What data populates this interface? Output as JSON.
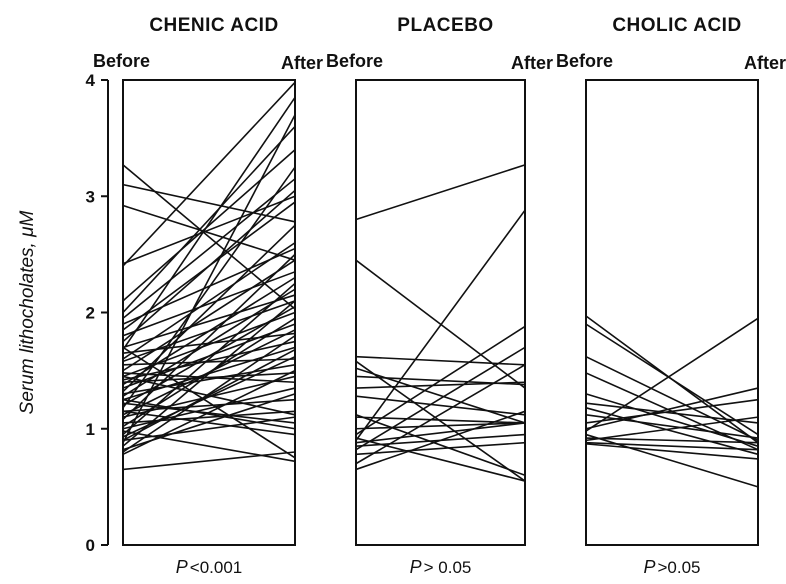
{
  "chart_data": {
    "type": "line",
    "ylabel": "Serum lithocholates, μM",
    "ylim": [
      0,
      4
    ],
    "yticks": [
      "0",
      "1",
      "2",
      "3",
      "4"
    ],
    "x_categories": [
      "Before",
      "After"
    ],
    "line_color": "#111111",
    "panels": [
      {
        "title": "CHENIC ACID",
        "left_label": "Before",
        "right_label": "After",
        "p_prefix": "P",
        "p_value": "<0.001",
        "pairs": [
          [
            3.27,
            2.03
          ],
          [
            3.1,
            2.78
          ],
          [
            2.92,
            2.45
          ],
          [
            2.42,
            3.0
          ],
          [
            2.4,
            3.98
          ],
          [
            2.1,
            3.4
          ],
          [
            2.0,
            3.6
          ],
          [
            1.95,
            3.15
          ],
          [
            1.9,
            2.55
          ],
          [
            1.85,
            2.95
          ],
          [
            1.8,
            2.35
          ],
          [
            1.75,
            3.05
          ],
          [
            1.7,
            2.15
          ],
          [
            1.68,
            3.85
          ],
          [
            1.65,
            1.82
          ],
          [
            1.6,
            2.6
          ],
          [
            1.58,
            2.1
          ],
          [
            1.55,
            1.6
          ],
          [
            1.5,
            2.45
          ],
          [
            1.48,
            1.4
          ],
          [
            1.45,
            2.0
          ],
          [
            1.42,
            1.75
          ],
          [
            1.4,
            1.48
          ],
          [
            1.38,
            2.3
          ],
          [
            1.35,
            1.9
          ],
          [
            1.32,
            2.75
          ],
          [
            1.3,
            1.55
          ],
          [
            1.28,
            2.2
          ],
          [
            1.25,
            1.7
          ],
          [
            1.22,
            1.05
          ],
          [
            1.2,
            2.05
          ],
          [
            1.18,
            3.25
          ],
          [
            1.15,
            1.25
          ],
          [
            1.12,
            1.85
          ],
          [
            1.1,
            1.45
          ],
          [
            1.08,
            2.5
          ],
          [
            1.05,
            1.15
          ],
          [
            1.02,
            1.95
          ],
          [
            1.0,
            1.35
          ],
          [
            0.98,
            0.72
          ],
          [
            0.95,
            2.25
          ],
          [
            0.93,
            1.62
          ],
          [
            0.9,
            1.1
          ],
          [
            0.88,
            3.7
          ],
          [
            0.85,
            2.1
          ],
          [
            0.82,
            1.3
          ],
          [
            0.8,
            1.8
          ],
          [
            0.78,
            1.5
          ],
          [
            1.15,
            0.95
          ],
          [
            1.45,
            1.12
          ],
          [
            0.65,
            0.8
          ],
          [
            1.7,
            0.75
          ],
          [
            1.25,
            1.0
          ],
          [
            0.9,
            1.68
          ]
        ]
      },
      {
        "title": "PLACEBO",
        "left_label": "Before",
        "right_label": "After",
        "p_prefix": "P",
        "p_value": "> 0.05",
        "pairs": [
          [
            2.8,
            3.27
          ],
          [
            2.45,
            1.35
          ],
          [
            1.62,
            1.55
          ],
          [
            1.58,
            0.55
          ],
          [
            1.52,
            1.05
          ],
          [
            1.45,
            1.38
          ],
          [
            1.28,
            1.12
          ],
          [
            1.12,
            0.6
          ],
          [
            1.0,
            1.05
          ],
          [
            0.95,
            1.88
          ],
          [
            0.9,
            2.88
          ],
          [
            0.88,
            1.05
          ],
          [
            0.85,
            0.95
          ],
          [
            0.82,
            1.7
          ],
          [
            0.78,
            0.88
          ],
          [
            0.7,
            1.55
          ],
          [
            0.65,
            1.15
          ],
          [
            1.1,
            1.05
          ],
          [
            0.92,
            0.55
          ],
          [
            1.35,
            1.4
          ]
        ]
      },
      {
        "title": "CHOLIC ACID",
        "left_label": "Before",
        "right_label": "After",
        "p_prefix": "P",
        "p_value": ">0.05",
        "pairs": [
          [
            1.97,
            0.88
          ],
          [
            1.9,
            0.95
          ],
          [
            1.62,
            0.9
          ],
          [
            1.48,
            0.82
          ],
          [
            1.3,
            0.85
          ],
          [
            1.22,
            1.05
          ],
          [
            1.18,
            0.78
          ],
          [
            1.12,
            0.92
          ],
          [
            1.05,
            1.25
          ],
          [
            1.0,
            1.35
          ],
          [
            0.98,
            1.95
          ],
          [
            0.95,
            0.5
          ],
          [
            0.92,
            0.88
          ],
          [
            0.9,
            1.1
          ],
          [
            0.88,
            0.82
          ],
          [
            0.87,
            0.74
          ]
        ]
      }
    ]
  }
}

=-=-=-=-=

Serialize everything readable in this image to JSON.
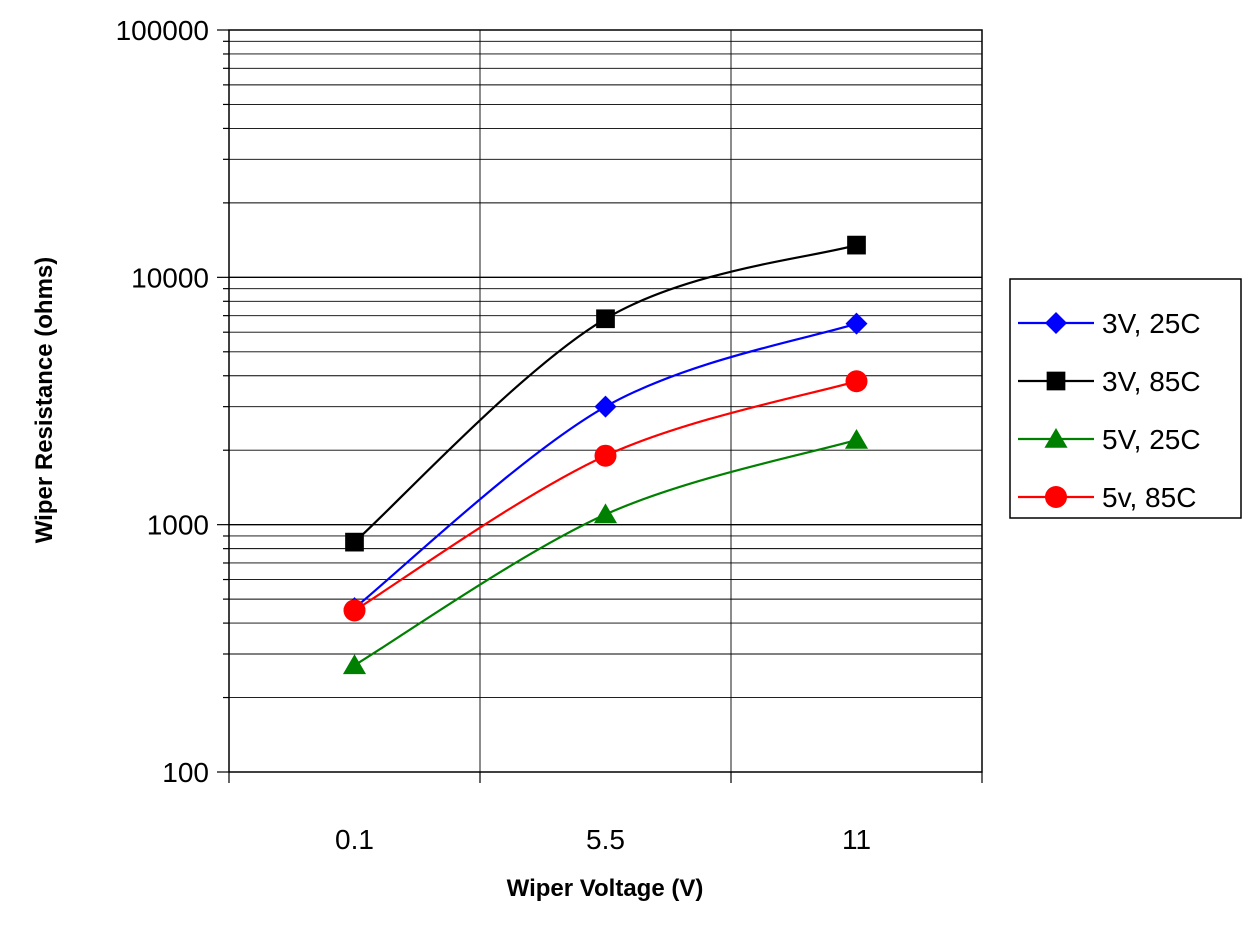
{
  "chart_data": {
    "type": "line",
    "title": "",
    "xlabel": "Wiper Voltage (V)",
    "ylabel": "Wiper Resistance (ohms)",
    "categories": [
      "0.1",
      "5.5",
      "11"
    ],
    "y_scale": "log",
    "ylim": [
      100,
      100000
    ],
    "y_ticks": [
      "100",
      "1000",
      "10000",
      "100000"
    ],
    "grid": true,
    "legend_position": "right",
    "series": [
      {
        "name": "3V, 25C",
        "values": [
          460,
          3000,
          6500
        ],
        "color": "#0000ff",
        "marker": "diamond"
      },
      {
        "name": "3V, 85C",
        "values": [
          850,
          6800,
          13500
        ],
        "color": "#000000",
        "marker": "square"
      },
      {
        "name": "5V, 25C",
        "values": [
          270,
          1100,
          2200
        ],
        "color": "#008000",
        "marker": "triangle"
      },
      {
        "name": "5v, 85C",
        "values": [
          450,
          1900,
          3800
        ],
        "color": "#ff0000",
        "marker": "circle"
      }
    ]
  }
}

=-=-=-=-=

● **EXERCISE**
Filter the entries and copy out every line with the word "ylabel".

● **SOLUTION TO THE EXERCISE**
    "ylabel": "Serum lithocholates, μM",
    "ylabel": "Wiper Resistance (ohms)",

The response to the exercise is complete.